**AIM**
Exactly reproduce each line of the listing that follows.

[Dataset records]
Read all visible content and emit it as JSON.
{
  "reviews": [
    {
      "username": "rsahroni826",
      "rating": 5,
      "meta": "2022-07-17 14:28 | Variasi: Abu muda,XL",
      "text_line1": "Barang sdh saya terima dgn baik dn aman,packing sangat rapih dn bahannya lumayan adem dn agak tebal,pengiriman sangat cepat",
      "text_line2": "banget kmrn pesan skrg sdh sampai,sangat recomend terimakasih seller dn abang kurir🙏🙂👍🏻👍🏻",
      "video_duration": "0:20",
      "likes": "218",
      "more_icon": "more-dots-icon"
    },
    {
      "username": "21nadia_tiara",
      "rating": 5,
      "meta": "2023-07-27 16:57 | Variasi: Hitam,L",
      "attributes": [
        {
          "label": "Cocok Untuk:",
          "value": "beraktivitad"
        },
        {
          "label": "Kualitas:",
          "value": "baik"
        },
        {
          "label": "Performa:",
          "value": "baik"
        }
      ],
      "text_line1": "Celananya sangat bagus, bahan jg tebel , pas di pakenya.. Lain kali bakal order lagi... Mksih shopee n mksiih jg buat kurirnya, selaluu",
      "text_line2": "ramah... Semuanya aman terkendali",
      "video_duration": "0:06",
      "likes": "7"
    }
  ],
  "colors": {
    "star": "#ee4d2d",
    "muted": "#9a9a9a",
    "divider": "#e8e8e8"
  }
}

**SOLUTION TO THIS TASK**
Read all visible content and emit it as JSON.
{
  "reviews": [
    {
      "username": "rsahroni826",
      "rating": 5,
      "meta": "2022-07-17 14:28 | Variasi: Abu muda,XL",
      "text_line1": "Barang sdh saya terima dgn baik dn aman,packing sangat rapih dn bahannya lumayan adem dn agak tebal,pengiriman sangat cepat",
      "text_line2": "banget kmrn pesan skrg sdh sampai,sangat recomend terimakasih seller dn abang kurir🙏🙂👍🏻👍🏻",
      "video_duration": "0:20",
      "likes": "218",
      "more_icon": "more-dots-icon"
    },
    {
      "username": "21nadia_tiara",
      "rating": 5,
      "meta": "2023-07-27 16:57 | Variasi: Hitam,L",
      "attributes": [
        {
          "label": "Cocok Untuk:",
          "value": "beraktivitad"
        },
        {
          "label": "Kualitas:",
          "value": "baik"
        },
        {
          "label": "Performa:",
          "value": "baik"
        }
      ],
      "text_line1": "Celananya sangat bagus, bahan jg tebel , pas di pakenya.. Lain kali bakal order lagi... Mksih shopee n mksiih jg buat kurirnya, selaluu",
      "text_line2": "ramah... Semuanya aman terkendali",
      "video_duration": "0:06",
      "likes": "7"
    }
  ],
  "colors": {
    "star": "#ee4d2d",
    "muted": "#9a9a9a",
    "divider": "#e8e8e8"
  }
}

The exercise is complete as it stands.